• **Task objective**
Print out each entry below exactly, please.

• **The data**
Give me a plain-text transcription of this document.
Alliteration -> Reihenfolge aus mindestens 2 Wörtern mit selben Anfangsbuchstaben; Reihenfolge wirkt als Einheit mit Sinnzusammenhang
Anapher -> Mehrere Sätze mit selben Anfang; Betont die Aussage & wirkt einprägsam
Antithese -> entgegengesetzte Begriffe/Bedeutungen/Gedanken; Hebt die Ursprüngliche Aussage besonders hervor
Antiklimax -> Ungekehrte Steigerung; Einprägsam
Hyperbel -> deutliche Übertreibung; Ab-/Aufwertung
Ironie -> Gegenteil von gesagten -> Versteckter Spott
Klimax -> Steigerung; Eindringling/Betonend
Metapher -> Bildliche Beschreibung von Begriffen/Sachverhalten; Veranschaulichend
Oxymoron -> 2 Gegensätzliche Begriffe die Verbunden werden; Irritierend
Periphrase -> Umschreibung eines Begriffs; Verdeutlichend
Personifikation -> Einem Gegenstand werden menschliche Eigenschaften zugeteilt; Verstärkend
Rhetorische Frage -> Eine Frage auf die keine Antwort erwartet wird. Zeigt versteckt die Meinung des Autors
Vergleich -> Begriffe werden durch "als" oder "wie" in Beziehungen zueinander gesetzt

• **Answer**
Give me a plain-text transcription of this document.
Alliteration -> Reihenfolge aus mindestens 2 Wörtern mit selben Anfangsbuchstaben; Reihenfolge wirkt als Einheit mit Sinnzusammenhang
Anapher -> Mehrere Sätze mit selben Anfang; Betont die Aussage & wirkt einprägsam
Antithese -> entgegengesetzte Begriffe/Bedeutungen/Gedanken; Hebt die Ursprüngliche Aussage besonders hervor
Antiklimax -> Ungekehrte Steigerung; Einprägsam
Hyperbel -> deutliche Übertreibung; Ab-/Aufwertung
Ironie -> Gegenteil von gesagten -> Versteckter Spott
Klimax -> Steigerung; Eindringling/Betonend
Metapher -> Bildliche Beschreibung von Begriffen/Sachverhalten; Veranschaulichend
Oxymoron -> 2 Gegensätzliche Begriffe die Verbunden werden; Irritierend
Periphrase -> Umschreibung eines Begriffs; Verdeutlichend
Personifikation -> Einem Gegenstand werden menschliche Eigenschaften zugeteilt; Verstärkend
Rhetorische Frage -> Eine Frage auf die keine Antwort erwartet wird. Zeigt versteckt die Meinung des Autors
Vergleich -> Begriffe werden durch "als" oder "wie" in Beziehungen zueinander gesetzt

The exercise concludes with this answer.